▶ [作業内容]:
1) 香川選手のインタビュー記事を読み、次の問いにそれぞれ答えてください。
(a) 香川がマンチェスター・ユナイテッドで「少しやれた」と思ったのはいつか。
(b) 香川が何度かチャンスがありながら1点も取れなかったと述べている試合はどれか。
(c) 「本田依存症」から脱して自立したチームになるには何が必要かと問われ、香川は何と答えたか。
2) 香川選手のインタビュー記事に名前が出てくる選手をすべて挙げてください。
3) 香川選手のインタビュー記事を、最後の文の後から書き継いでください。

+++ 抜粋本文 +++

高い技術が備わっている選手が、あえて「気持ちの強さ」を説くところに、その重要性を理解することができる。おそらくそれは、世界トップクラスのクラブの環境や選手から、大きな影響を受けているのだろう。

「そうですね、(マンチェスター・)ユナイテッドの選手はみんな、基本的に『自分が、自分が』というスタイルで、周囲に合わせるってことがない。自分にボールを寄こせっていう選手ばかり。だけど、それだけ気持ちが強いから、しっかりと結果を残している。それは、すごく勉強になりますね。しかも、ファン・ペルシーやルーニーは、そういう部分がありながら仲間を生かせる術も知っている。自分ひとりで(チームに)”違い”を生み出せる選手なんです。

今、代表でそれをやれているのは、(本田)圭佑くんだけ。実際、圭佑くんは(チームに)”違い”を生み出している。(本田が)いる、いないで、結果も違うので、チームにとって本当に大きな存在になっている。自分も、そういう存在感のある選手にならないといけないし、代表を勝たせる責任感をより持たなければいけない。自分はもちろんのこと、圭佑くんのような選手が他にも出てこないといけないと思っている」

香川の言葉から、現在の日本代表が「本田依存症」になっていることがよくわかる。しかし香川は、そこから脱出しなければいけないことを人一倍感じている。

「みんな、そこ(本田依存症)から脱しないといけないという気持ちを持っているし、みんなも(ひとりひとりが)自立していかないといけないと思っている。今の代表はチームワークを大事にして、『チームのために』という考えを持った選手が多い。それは、カッコいい言い方だけど、それだけを重視してもダメ。チームワークだけじゃ、世界では勝てない。『オレがやるんだ』という強い気持ちを持った選手がもっと必要だし、そういう選手が増えていくことが、世界で勝つには不可欠なんです。ここ最近、それをすごく強く感じるようになった」

はたして「本田依存症」から脱し、自立したチームになっていくためには、何が必要なのだろうか。

「個ですね。個を高めていく以外、ないと思います」
 香川は、きっぱりとそう言った。

香川の口から「個の成長」という言葉が出るのは、不思議な感じがした。ドルトムントで実績を残して、さらにマンチェスター・ユナイテッドでも活躍するなど、彼はここ数年で、他のどの選手よりも個の質を上げてきたからだ。

「確かに、ドルトムントからユナイテッドに移籍し、(自身の)成長曲線はすごいかもしれないけど、個人的にはまだまだ課題が多い。ユナイテッドで『少しやれた』と思ったのも、シーズン後半だけですから。

僕のポジションで言う”個の力”というのは、ゴールを自分ひとりでも、(周囲との)コンビネーションでも決められる力。ブルガリア戦、オーストラリア戦と、何度かチャンスがあった中で、(自分は)1点も取れなかった。そこの精度や強さを上げて、決められる選手にならないと世界では活躍できない。

+++ 提供資料 +++

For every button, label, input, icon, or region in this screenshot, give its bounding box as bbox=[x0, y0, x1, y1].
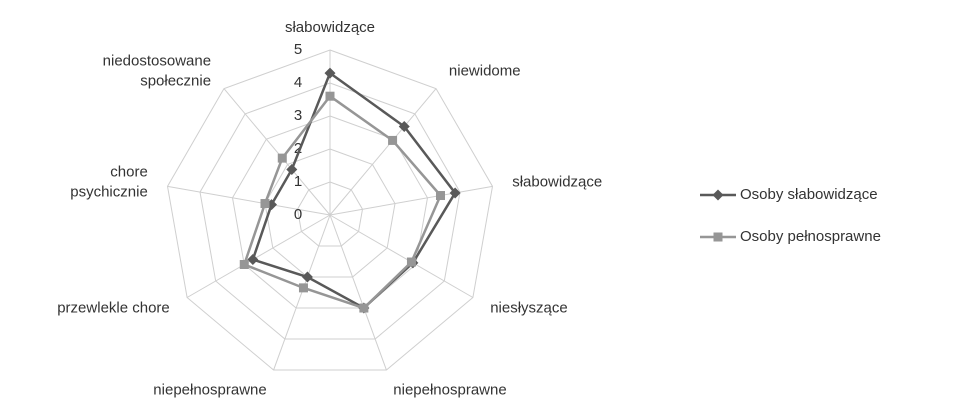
grid-ring bbox=[199, 82, 461, 340]
category-label: słabowidzące bbox=[512, 173, 602, 190]
category-label: słabowidzące bbox=[285, 19, 375, 36]
r-tick-label: 1 bbox=[294, 173, 302, 190]
spoke bbox=[329, 214, 474, 298]
marker bbox=[406, 257, 416, 267]
marker bbox=[301, 271, 313, 283]
legend-label: Osoby słabowidzące bbox=[740, 186, 878, 203]
spoke bbox=[329, 214, 387, 371]
r-tick-label: 0 bbox=[294, 206, 302, 223]
marker bbox=[277, 153, 287, 163]
r-tick-label: 5 bbox=[294, 41, 302, 58]
legend-label: Osoby pełnosprawne bbox=[740, 228, 881, 245]
spoke bbox=[223, 88, 331, 216]
r-tick-label: 2 bbox=[294, 140, 302, 157]
r-tick-label: 3 bbox=[294, 107, 302, 124]
category-label: chore psychicznie bbox=[70, 163, 148, 200]
marker bbox=[325, 91, 335, 101]
category-label: przewlekle chore bbox=[57, 299, 170, 316]
marker bbox=[286, 163, 298, 175]
r-tick-label: 4 bbox=[294, 74, 302, 91]
marker bbox=[388, 135, 398, 145]
marker bbox=[239, 260, 249, 269]
spoke bbox=[186, 214, 331, 298]
category-label: niesłyszące bbox=[490, 299, 568, 316]
category-label: niewidome bbox=[449, 63, 521, 80]
series-line bbox=[251, 71, 457, 310]
spoke bbox=[329, 185, 493, 216]
marker bbox=[713, 232, 723, 242]
category-label: niepełnosprawneintelektualnie bbox=[153, 382, 266, 400]
spoke bbox=[273, 214, 331, 371]
grid-ring bbox=[166, 49, 494, 371]
marker bbox=[435, 191, 445, 201]
marker bbox=[398, 121, 410, 133]
marker bbox=[359, 303, 369, 313]
marker bbox=[260, 199, 270, 209]
spoke bbox=[329, 88, 437, 216]
grid-ring bbox=[231, 115, 429, 309]
category-label: niepełnosprawneruchowo bbox=[393, 382, 506, 400]
category-label: niedostosowane społecznie bbox=[103, 53, 211, 90]
grid-ring bbox=[264, 148, 396, 278]
series-line bbox=[242, 94, 442, 310]
marker bbox=[712, 189, 724, 201]
grid-ring bbox=[296, 181, 364, 247]
marker bbox=[449, 187, 461, 199]
marker bbox=[247, 254, 259, 266]
marker bbox=[298, 283, 308, 293]
spoke bbox=[167, 185, 331, 216]
marker bbox=[324, 67, 336, 79]
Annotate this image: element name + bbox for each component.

+++

▶ [各作業の回答]:
1)
(a) シーズン後半だけ
(b) ブルガリア戦とオーストラリア戦
(c) 個を高めていくこと(「個ですね。個を高めていく以外、ないと思います」)

2) ファン・ペルシー、ルーニー、本田圭佑、香川

3)
もちろん自分だけじゃなく、みんなも個を磨く必要がある。最近は、選手個人だけを見たら、多くの選手が海外に出て、ひとりひとり成長した部分はあるけど、代表として集まったときに、まだまだ個の力が足りない。攻撃で言えば、FWと2列目の選手全員が高い個の力を持っていなければいけない。ひとり、ふたりだけでは(相手に)研究されて、苦しい展開になる。少なくとも3、4人は個の力を持った選手が出てこないと、世界で戦うのは厳しい。とにかく、全体的に個の質を上げて、その部分がもっともっとチームの力として反映されてこないと、(W杯では)話にならないと思います」

翻(ひるがえ)って、これまでのチームとしての成長について、香川はどう捉えているのだろうか。ちょうど1年前、W杯最終予選がスタートして、ホームで2連勝を飾った際には、選手の誰もが日本の強さ、成長を実感していた。だがその後は、飛躍的な進化を感じる機会が少なくなっている。特に今年に入ってからは、停滞感さえ漂っている。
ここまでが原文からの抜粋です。